- [Written request]: Look for the string "conservation" in the lines and copy each line that has it.

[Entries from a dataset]
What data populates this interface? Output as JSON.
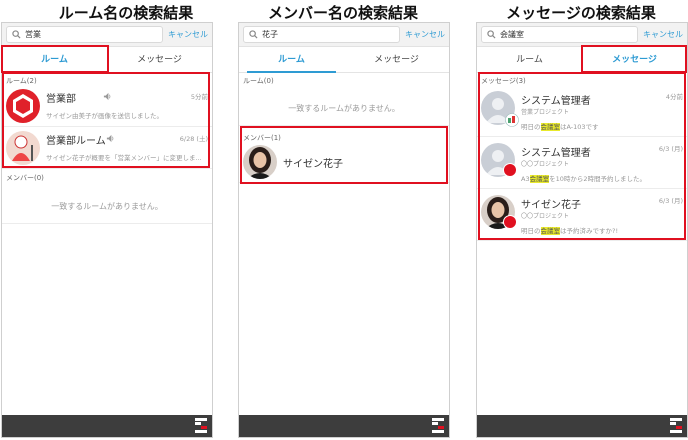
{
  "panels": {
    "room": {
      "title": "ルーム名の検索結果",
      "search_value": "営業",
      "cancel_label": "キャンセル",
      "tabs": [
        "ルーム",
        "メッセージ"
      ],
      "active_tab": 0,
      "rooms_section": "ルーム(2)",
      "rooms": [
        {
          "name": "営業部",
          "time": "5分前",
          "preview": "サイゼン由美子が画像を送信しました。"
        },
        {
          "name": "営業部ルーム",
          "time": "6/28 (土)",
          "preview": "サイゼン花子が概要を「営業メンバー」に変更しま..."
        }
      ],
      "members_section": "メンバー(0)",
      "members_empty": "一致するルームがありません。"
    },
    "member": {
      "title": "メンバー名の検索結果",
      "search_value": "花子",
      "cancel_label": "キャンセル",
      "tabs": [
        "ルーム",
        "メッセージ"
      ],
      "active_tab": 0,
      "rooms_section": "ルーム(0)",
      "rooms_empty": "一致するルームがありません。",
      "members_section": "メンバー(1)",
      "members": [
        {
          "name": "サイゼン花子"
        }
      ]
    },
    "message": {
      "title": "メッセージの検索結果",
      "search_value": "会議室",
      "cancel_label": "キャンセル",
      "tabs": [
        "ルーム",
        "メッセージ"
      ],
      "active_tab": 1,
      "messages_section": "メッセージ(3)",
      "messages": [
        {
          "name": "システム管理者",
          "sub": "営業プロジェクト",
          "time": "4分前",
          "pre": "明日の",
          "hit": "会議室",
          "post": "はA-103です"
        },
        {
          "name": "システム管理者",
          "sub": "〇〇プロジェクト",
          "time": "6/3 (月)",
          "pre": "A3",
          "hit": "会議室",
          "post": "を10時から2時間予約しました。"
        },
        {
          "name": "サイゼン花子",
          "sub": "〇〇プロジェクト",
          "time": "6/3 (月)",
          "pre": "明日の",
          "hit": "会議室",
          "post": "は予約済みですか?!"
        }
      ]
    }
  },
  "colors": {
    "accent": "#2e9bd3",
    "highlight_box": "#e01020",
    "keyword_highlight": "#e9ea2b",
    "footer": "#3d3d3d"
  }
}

--

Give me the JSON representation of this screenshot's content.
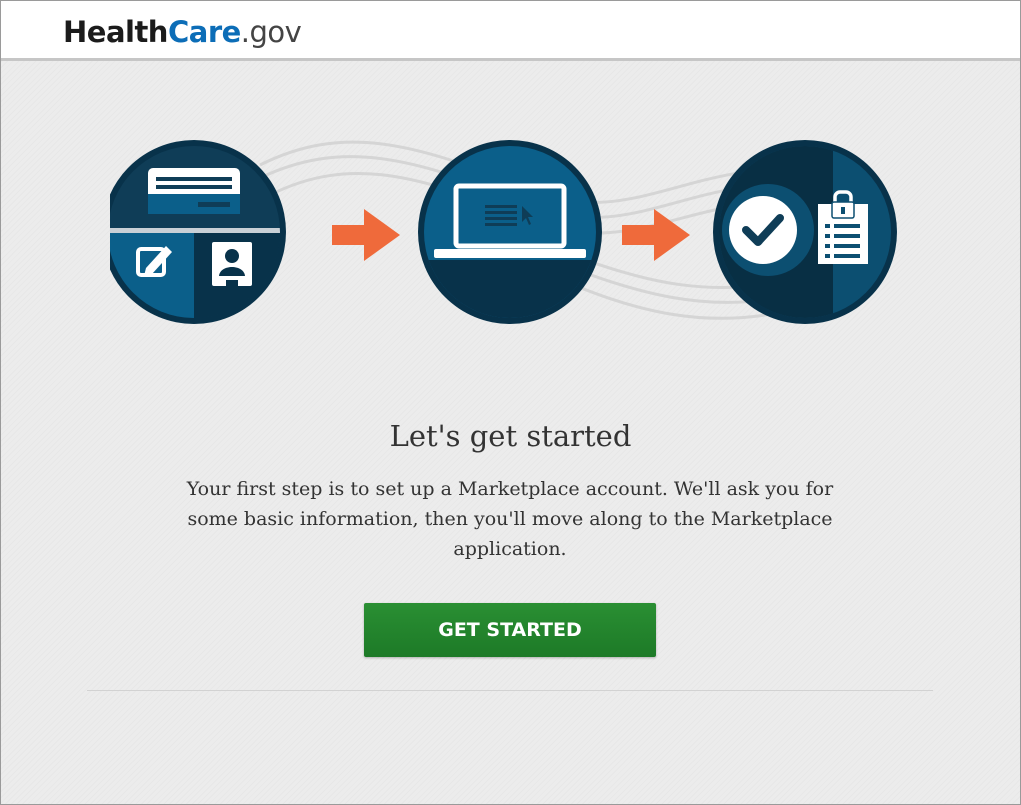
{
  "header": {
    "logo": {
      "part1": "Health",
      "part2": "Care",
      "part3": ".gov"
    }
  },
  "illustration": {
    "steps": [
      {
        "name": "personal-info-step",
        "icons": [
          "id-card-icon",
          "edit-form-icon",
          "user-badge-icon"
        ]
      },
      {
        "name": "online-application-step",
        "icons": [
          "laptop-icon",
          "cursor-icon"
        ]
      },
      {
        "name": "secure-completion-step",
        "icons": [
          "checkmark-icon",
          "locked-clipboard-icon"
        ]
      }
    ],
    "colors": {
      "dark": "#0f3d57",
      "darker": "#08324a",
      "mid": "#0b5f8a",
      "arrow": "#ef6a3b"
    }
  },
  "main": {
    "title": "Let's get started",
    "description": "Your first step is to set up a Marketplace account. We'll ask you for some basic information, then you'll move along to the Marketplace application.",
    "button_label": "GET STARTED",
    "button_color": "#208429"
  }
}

---

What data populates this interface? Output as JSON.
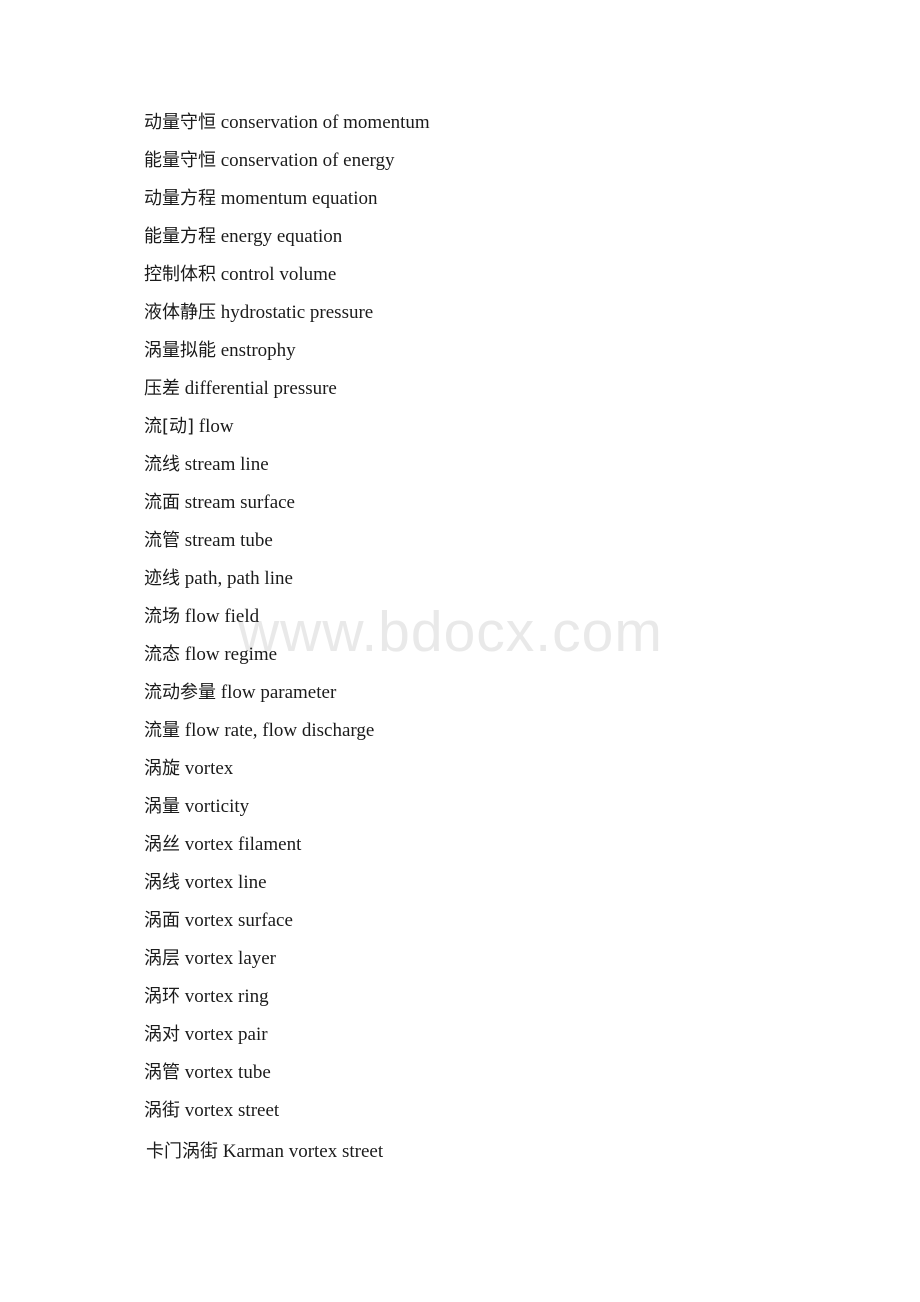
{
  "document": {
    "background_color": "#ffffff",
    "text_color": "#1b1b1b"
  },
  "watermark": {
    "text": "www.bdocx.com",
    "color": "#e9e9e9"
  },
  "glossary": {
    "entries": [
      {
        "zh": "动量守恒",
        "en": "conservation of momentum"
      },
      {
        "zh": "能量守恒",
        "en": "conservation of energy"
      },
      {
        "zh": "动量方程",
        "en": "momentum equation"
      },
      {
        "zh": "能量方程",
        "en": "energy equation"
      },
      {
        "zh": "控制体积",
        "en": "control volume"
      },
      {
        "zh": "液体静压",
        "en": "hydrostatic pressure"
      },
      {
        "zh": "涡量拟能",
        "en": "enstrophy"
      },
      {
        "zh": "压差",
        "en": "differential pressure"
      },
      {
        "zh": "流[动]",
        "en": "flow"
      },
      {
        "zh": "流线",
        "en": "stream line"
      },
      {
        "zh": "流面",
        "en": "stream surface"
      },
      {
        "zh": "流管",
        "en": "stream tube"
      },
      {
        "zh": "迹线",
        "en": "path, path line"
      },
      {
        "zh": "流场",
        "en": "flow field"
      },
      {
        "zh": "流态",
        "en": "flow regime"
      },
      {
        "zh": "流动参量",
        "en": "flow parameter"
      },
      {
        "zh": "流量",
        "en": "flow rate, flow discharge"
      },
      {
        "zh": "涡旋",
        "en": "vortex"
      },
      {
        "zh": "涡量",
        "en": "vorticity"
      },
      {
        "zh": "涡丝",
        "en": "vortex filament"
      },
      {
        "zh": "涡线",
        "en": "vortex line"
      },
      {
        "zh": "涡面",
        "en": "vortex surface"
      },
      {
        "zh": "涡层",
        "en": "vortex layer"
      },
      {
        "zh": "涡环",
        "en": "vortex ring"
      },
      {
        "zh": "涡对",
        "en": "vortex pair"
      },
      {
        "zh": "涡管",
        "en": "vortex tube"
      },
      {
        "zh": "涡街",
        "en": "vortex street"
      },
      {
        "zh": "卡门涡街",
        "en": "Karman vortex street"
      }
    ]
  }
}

- [Solved exercise]:
        "en": "conservation of momentum"
        "en": "conservation of energy"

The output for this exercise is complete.